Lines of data
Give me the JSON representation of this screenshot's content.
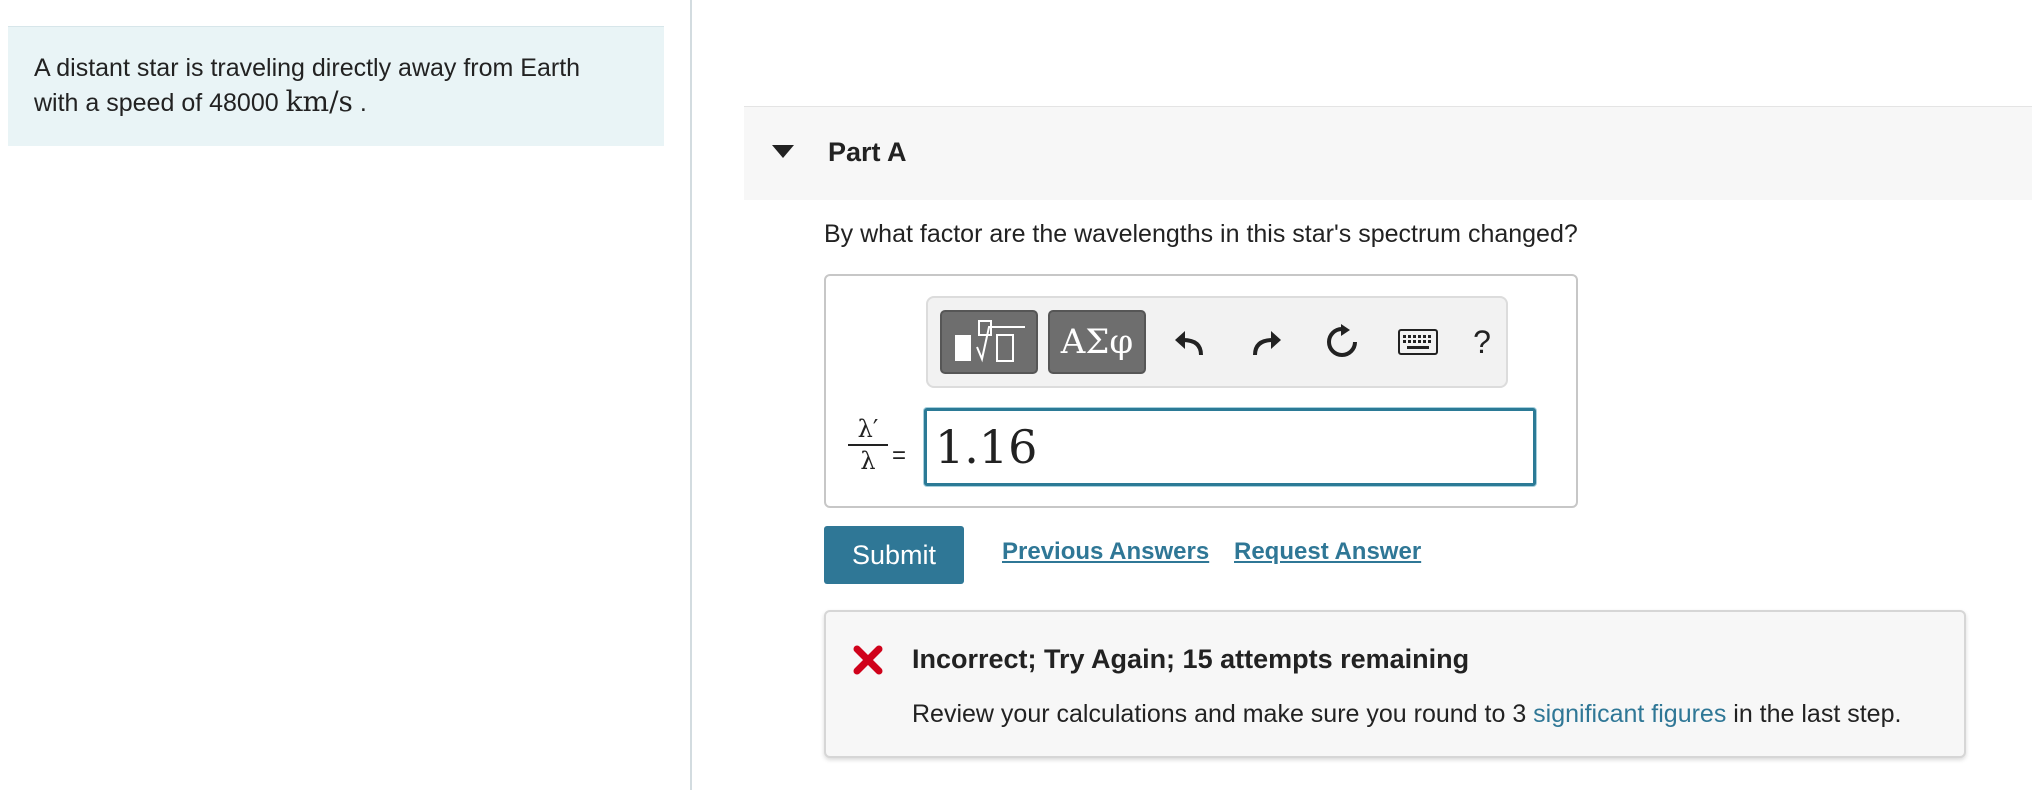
{
  "intro": {
    "text_line1": "A distant star is traveling directly away from Earth",
    "text_line2_prefix": "with a speed of 48000 ",
    "speed_unit": "km/s",
    "text_line2_suffix": " ."
  },
  "part": {
    "title": "Part A",
    "question": "By what factor are the wavelengths in this star's spectrum changed?"
  },
  "toolbar": {
    "greek_label": "ΑΣφ",
    "help_label": "?"
  },
  "equation": {
    "numerator": "λ′",
    "denominator": "λ",
    "equals": "=",
    "value": "1.16"
  },
  "actions": {
    "submit_label": "Submit",
    "previous_answers_label": "Previous Answers",
    "request_answer_label": "Request Answer"
  },
  "feedback": {
    "title": "Incorrect; Try Again; 15 attempts remaining",
    "body_prefix": "Review your calculations and make sure you round to 3 ",
    "body_link": "significant figures",
    "body_suffix": " in the last step."
  },
  "colors": {
    "accent": "#2f7796",
    "error": "#d0021b",
    "intro_bg": "#e9f4f6"
  }
}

→ **TASK REQUIREMENTS**:
Gather and copy every line of the data in which the string "star" is found.

→ **WRITTEN RESPONSE**:
    "text_line1": "A distant star is traveling directly away from Earth",
    "question": "By what factor are the wavelengths in this star's spectrum changed?"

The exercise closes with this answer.